* What you should do
Leave out the images and repeat the listing below without a single change.

[Records excerpted from a collection]
****************************************
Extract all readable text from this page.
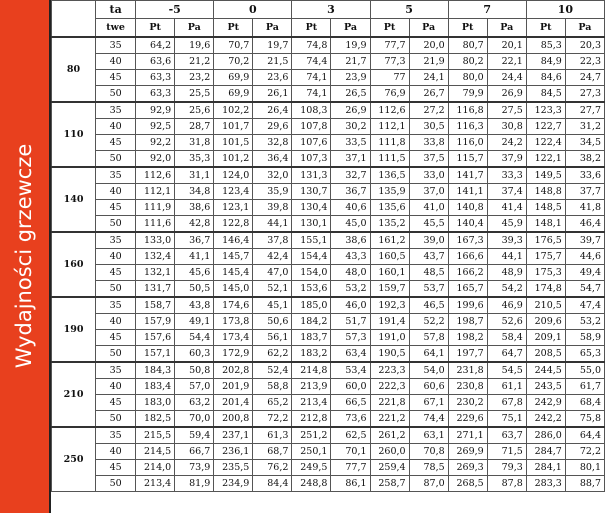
Wydajności grzewcze
	ta	-5		0		3		5		7		10	
	twe	Pt	Pa	Pt	Pa	Pt	Pa	Pt	Pa	Pt	Pa	Pt	Pa
80	35	64,2	19,6	70,7	19,7	74,8	19,9	77,7	20,0	80,7	20,1	85,3	20,3
	40	63,6	21,2	70,2	21,5	74,4	21,7	77,3	21,9	80,2	22,1	84,9	22,3
	45	63,3	23,2	69,9	23,6	74,1	23,9	77	24,1	80,0	24,4	84,6	24,7
	50	63,3	25,5	69,9	26,1	74,1	26,5	76,9	26,7	79,9	26,9	84,5	27,3
110	35	92,9	25,6	102,2	26,4	108,3	26,9	112,6	27,2	116,8	27,5	123,3	27,7
	40	92,5	28,7	101,7	29,6	107,8	30,2	112,1	30,5	116,3	30,8	122,7	31,2
	45	92,2	31,8	101,5	32,8	107,6	33,5	111,8	33,8	116,0	24,2	122,4	34,5
	50	92,0	35,3	101,2	36,4	107,3	37,1	111,5	37,5	115,7	37,9	122,1	38,2
140	35	112,6	31,1	124,0	32,0	131,3	32,7	136,5	33,0	141,7	33,3	149,5	33,6
	40	112,1	34,8	123,4	35,9	130,7	36,7	135,9	37,0	141,1	37,4	148,8	37,7
	45	111,9	38,6	123,1	39,8	130,4	40,6	135,6	41,0	140,8	41,4	148,5	41,8
	50	111,6	42,8	122,8	44,1	130,1	45,0	135,2	45,5	140,4	45,9	148,1	46,4
160	35	133,0	36,7	146,4	37,8	155,1	38,6	161,2	39,0	167,3	39,3	176,5	39,7
	40	132,4	41,1	145,7	42,4	154,4	43,3	160,5	43,7	166,6	44,1	175,7	44,6
	45	132,1	45,6	145,4	47,0	154,0	48,0	160,1	48,5	166,2	48,9	175,3	49,4
	50	131,7	50,5	145,0	52,1	153,6	53,2	159,7	53,7	165,7	54,2	174,8	54,7
190	35	158,7	43,8	174,6	45,1	185,0	46,0	192,3	46,5	199,6	46,9	210,5	47,4
	40	157,9	49,1	173,8	50,6	184,2	51,7	191,4	52,2	198,7	52,6	209,6	53,2
	45	157,6	54,4	173,4	56,1	183,7	57,3	191,0	57,8	198,2	58,4	209,1	58,9
	50	157,1	60,3	172,9	62,2	183,2	63,4	190,5	64,1	197,7	64,7	208,5	65,3
210	35	184,3	50,8	202,8	52,4	214,8	53,4	223,3	54,0	231,8	54,5	244,5	55,0
	40	183,4	57,0	201,9	58,8	213,9	60,0	222,3	60,6	230,8	61,1	243,5	61,7
	45	183,0	63,2	201,4	65,2	213,4	66,5	221,8	67,1	230,2	67,8	242,9	68,4
	50	182,5	70,0	200,8	72,2	212,8	73,6	221,2	74,4	229,6	75,1	242,2	75,8
250	35	215,5	59,4	237,1	61,3	251,2	62,5	261,2	63,1	271,1	63,7	286,0	64,4
	40	214,5	66,7	236,1	68,7	250,1	70,1	260,0	70,8	269,9	71,5	284,7	72,2
	45	214,0	73,9	235,5	76,2	249,5	77,7	259,4	78,5	269,3	79,3	284,1	80,1
	50	213,4	81,9	234,9	84,4	248,8	86,1	258,7	87,0	268,5	87,8	283,3	88,7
****************************************
* Right answer
Extract all readable text from this page.
Wydajności grzewcze
	ta	-5		0		3		5		7		10	
	twe	Pt	Pa	Pt	Pa	Pt	Pa	Pt	Pa	Pt	Pa	Pt	Pa
80	35	64,2	19,6	70,7	19,7	74,8	19,9	77,7	20,0	80,7	20,1	85,3	20,3
	40	63,6	21,2	70,2	21,5	74,4	21,7	77,3	21,9	80,2	22,1	84,9	22,3
	45	63,3	23,2	69,9	23,6	74,1	23,9	77	24,1	80,0	24,4	84,6	24,7
	50	63,3	25,5	69,9	26,1	74,1	26,5	76,9	26,7	79,9	26,9	84,5	27,3
110	35	92,9	25,6	102,2	26,4	108,3	26,9	112,6	27,2	116,8	27,5	123,3	27,7
	40	92,5	28,7	101,7	29,6	107,8	30,2	112,1	30,5	116,3	30,8	122,7	31,2
	45	92,2	31,8	101,5	32,8	107,6	33,5	111,8	33,8	116,0	24,2	122,4	34,5
	50	92,0	35,3	101,2	36,4	107,3	37,1	111,5	37,5	115,7	37,9	122,1	38,2
140	35	112,6	31,1	124,0	32,0	131,3	32,7	136,5	33,0	141,7	33,3	149,5	33,6
	40	112,1	34,8	123,4	35,9	130,7	36,7	135,9	37,0	141,1	37,4	148,8	37,7
	45	111,9	38,6	123,1	39,8	130,4	40,6	135,6	41,0	140,8	41,4	148,5	41,8
	50	111,6	42,8	122,8	44,1	130,1	45,0	135,2	45,5	140,4	45,9	148,1	46,4
160	35	133,0	36,7	146,4	37,8	155,1	38,6	161,2	39,0	167,3	39,3	176,5	39,7
	40	132,4	41,1	145,7	42,4	154,4	43,3	160,5	43,7	166,6	44,1	175,7	44,6
	45	132,1	45,6	145,4	47,0	154,0	48,0	160,1	48,5	166,2	48,9	175,3	49,4
	50	131,7	50,5	145,0	52,1	153,6	53,2	159,7	53,7	165,7	54,2	174,8	54,7
190	35	158,7	43,8	174,6	45,1	185,0	46,0	192,3	46,5	199,6	46,9	210,5	47,4
	40	157,9	49,1	173,8	50,6	184,2	51,7	191,4	52,2	198,7	52,6	209,6	53,2
	45	157,6	54,4	173,4	56,1	183,7	57,3	191,0	57,8	198,2	58,4	209,1	58,9
	50	157,1	60,3	172,9	62,2	183,2	63,4	190,5	64,1	197,7	64,7	208,5	65,3
210	35	184,3	50,8	202,8	52,4	214,8	53,4	223,3	54,0	231,8	54,5	244,5	55,0
	40	183,4	57,0	201,9	58,8	213,9	60,0	222,3	60,6	230,8	61,1	243,5	61,7
	45	183,0	63,2	201,4	65,2	213,4	66,5	221,8	67,1	230,2	67,8	242,9	68,4
	50	182,5	70,0	200,8	72,2	212,8	73,6	221,2	74,4	229,6	75,1	242,2	75,8
250	35	215,5	59,4	237,1	61,3	251,2	62,5	261,2	63,1	271,1	63,7	286,0	64,4
	40	214,5	66,7	236,1	68,7	250,1	70,1	260,0	70,8	269,9	71,5	284,7	72,2
	45	214,0	73,9	235,5	76,2	249,5	77,7	259,4	78,5	269,3	79,3	284,1	80,1
	50	213,4	81,9	234,9	84,4	248,8	86,1	258,7	87,0	268,5	87,8	283,3	88,7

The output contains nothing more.